***** Records to process *****

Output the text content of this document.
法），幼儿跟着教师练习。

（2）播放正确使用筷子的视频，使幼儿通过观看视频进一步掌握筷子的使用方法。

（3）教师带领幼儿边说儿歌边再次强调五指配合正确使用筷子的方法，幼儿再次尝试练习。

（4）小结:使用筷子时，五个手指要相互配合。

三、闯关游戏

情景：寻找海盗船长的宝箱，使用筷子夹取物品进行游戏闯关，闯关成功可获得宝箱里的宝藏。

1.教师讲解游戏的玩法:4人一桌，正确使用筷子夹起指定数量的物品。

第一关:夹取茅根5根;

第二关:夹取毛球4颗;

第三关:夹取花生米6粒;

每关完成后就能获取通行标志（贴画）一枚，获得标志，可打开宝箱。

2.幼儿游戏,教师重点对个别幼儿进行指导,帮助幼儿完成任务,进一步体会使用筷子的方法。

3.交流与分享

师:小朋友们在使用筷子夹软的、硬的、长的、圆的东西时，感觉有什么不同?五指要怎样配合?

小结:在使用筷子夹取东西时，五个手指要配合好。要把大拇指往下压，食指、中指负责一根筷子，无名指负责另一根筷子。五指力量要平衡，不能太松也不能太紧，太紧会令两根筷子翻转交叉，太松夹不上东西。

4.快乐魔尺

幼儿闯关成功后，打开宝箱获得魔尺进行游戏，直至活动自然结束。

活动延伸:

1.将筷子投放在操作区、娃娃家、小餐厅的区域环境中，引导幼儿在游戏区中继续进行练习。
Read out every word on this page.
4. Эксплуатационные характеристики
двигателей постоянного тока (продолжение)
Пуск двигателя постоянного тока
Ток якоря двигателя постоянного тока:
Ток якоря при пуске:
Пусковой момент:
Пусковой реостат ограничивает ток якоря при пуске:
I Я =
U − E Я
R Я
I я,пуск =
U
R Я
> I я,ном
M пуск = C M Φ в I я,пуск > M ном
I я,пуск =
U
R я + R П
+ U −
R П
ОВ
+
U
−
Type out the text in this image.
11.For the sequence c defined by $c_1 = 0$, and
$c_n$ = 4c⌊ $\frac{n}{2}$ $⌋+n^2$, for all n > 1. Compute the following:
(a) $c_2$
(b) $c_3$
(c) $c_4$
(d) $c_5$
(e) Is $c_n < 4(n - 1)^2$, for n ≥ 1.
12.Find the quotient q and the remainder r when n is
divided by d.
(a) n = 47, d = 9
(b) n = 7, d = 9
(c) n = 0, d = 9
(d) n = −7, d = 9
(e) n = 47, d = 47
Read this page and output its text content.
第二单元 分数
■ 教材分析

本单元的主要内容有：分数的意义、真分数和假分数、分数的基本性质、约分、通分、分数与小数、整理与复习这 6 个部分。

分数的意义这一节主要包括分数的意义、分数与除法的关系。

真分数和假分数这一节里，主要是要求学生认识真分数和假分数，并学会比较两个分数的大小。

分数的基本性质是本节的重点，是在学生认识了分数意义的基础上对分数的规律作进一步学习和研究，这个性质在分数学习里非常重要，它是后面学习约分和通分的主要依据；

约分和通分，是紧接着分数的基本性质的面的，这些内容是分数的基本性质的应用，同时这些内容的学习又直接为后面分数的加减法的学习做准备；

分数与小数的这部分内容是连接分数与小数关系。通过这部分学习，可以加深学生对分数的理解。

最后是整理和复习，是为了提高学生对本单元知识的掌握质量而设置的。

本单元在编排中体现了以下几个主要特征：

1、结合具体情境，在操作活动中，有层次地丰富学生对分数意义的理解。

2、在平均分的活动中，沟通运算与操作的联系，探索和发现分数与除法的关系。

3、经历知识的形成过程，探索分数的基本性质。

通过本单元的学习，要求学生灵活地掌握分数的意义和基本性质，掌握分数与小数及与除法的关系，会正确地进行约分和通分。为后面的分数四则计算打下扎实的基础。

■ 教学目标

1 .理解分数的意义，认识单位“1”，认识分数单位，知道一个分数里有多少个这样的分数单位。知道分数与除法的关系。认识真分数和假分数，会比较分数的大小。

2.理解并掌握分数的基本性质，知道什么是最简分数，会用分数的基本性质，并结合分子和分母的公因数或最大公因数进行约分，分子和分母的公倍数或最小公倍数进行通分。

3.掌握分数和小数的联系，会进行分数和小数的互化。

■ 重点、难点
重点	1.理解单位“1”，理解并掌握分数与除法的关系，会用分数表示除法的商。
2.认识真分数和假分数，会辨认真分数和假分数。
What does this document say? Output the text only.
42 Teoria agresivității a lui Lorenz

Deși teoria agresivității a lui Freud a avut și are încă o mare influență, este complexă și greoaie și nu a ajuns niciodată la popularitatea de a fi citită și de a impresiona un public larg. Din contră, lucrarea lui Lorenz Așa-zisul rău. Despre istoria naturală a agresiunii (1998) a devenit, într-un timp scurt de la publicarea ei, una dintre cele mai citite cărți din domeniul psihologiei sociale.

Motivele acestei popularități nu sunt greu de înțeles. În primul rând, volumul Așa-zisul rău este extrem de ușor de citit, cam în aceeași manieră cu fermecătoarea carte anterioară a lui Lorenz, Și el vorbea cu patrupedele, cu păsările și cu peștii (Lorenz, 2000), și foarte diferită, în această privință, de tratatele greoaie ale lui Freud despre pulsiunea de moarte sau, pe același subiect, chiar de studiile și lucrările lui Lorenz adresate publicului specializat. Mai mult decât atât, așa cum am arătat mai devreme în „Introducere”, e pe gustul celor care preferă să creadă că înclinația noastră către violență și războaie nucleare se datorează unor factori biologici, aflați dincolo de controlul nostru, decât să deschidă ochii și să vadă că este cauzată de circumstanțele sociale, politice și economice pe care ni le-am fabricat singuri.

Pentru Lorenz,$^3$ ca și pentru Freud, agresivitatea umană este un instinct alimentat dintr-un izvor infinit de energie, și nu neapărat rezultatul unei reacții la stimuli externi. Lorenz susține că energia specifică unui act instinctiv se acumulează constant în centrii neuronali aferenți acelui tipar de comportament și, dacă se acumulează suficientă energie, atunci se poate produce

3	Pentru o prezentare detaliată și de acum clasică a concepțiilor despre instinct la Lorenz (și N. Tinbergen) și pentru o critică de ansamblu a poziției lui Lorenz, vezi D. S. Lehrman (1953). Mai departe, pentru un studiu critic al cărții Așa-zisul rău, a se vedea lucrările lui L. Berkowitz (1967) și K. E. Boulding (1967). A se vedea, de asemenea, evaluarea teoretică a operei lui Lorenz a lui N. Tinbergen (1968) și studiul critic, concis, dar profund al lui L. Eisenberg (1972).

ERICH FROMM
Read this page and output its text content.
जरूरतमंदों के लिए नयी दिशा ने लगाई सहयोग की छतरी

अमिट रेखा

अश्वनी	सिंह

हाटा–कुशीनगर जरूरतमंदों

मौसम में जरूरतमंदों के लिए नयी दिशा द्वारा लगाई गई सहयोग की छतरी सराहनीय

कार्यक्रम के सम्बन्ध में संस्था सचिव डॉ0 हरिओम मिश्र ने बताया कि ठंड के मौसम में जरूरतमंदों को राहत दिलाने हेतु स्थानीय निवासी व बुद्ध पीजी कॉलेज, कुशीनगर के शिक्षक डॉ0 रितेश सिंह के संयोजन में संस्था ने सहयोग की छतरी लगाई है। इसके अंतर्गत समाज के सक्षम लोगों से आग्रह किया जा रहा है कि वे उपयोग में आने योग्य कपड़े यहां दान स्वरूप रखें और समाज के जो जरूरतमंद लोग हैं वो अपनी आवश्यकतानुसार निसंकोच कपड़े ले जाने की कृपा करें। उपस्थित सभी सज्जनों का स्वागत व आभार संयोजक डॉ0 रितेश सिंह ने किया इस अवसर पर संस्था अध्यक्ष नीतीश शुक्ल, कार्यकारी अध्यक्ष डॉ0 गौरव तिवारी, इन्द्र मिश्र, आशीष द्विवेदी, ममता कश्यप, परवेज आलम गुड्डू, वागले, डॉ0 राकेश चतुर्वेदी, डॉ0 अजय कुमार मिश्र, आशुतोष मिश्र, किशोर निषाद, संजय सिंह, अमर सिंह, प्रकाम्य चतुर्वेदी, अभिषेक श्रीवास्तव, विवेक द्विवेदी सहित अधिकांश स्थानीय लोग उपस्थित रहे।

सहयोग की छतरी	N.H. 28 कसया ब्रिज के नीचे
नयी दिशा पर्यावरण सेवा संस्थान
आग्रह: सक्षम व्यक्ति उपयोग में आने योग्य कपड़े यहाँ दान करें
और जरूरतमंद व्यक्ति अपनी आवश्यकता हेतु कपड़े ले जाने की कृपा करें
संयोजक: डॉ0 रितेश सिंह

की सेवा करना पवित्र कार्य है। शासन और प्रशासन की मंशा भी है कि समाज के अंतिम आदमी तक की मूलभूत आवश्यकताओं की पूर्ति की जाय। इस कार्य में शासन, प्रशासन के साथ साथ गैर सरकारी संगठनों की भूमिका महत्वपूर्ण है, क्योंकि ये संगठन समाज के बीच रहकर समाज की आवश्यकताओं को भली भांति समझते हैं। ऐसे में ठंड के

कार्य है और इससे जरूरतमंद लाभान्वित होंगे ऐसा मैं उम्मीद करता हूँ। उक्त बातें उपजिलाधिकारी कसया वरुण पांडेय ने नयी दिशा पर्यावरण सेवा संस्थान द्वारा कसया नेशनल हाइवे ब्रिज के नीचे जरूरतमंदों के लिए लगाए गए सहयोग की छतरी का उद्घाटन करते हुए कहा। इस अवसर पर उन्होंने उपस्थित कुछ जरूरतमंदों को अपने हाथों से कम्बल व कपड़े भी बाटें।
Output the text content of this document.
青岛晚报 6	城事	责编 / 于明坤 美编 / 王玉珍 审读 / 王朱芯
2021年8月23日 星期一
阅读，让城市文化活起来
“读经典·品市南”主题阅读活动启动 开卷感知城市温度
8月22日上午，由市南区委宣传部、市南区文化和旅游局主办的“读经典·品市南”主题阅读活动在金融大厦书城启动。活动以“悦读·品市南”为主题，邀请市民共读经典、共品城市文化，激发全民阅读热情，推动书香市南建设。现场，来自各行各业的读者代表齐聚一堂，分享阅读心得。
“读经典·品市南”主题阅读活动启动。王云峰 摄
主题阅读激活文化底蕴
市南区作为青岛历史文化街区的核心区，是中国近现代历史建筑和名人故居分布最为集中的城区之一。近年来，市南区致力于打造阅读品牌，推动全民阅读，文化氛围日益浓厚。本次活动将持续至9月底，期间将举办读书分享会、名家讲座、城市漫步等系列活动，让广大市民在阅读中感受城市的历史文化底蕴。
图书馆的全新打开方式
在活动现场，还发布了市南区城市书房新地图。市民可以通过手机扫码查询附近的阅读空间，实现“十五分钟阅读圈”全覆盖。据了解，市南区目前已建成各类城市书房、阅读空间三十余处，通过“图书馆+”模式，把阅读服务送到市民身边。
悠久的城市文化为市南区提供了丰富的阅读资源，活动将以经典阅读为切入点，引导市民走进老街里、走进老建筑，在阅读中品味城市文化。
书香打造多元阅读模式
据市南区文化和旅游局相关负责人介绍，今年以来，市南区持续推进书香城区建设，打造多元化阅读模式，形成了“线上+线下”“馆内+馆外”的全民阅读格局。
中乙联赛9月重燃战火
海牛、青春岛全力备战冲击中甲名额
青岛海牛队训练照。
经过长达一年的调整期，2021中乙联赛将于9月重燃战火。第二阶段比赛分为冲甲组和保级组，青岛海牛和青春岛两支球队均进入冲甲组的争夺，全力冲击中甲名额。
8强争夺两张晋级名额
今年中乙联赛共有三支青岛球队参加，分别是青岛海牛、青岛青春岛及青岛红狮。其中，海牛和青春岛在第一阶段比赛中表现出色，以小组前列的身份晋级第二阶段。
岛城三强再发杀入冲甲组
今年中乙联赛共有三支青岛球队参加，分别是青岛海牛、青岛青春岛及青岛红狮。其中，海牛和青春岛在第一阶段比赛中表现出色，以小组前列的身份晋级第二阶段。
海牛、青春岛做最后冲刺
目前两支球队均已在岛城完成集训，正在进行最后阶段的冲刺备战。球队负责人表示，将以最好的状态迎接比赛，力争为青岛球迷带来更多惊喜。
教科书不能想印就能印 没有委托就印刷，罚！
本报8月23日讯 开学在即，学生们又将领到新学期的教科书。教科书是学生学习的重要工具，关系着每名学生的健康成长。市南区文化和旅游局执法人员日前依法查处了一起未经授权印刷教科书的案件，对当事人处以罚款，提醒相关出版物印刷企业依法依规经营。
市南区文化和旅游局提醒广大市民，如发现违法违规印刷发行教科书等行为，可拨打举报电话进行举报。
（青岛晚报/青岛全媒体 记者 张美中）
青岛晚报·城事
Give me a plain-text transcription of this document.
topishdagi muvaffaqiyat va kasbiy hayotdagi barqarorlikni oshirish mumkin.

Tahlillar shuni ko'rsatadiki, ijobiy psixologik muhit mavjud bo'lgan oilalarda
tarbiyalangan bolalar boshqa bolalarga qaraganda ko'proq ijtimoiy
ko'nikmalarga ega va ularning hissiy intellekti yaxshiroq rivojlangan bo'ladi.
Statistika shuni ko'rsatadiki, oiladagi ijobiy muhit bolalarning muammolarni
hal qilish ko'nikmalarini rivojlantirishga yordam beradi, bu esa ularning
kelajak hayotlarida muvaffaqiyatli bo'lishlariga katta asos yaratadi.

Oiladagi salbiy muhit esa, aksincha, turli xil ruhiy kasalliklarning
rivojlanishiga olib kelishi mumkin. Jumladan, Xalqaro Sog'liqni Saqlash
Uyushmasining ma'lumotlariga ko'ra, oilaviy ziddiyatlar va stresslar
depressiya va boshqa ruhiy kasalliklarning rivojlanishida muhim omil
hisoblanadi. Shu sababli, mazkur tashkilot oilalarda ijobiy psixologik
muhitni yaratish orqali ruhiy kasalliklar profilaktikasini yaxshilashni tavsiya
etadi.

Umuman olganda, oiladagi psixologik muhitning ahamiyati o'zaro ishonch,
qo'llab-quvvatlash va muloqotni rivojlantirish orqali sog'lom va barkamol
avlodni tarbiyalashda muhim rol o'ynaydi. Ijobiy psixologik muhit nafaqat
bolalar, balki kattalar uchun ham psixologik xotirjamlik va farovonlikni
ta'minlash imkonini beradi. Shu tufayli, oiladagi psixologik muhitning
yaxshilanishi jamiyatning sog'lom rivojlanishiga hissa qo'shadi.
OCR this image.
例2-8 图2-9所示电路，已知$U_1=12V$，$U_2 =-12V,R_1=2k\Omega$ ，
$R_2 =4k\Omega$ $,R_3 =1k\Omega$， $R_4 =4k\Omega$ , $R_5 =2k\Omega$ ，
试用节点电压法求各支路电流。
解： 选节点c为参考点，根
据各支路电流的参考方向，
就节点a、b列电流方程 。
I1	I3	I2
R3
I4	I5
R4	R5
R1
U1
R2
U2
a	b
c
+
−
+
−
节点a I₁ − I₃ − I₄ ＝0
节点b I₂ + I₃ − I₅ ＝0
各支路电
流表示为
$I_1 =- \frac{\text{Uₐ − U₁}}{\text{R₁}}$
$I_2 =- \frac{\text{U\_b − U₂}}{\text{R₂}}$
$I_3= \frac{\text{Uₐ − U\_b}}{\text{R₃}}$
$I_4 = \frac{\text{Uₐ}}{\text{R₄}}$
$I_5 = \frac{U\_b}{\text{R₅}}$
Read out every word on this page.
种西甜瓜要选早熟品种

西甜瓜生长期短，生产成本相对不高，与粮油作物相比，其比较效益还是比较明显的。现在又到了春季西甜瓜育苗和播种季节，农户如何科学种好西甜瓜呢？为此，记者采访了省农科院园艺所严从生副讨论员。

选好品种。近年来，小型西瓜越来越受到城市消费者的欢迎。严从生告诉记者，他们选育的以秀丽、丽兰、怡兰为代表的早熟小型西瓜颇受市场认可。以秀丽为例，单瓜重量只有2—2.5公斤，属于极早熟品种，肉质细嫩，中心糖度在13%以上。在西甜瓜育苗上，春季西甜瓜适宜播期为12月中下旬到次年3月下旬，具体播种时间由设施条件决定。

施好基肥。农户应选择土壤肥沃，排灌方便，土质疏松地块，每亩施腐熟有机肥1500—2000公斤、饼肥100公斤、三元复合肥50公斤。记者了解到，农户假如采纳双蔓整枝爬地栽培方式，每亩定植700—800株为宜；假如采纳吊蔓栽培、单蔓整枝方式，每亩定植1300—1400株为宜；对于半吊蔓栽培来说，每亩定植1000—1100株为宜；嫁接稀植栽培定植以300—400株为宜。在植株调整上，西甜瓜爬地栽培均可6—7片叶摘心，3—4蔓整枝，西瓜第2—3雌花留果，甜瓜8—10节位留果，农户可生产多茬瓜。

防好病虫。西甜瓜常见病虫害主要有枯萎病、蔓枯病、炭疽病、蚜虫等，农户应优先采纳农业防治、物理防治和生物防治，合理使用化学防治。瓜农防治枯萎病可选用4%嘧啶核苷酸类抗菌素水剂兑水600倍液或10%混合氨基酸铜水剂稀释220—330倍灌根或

*****

The request: Count the lines in the entries that hold the word "beradi", and give nothing but the total.

Full solution: 2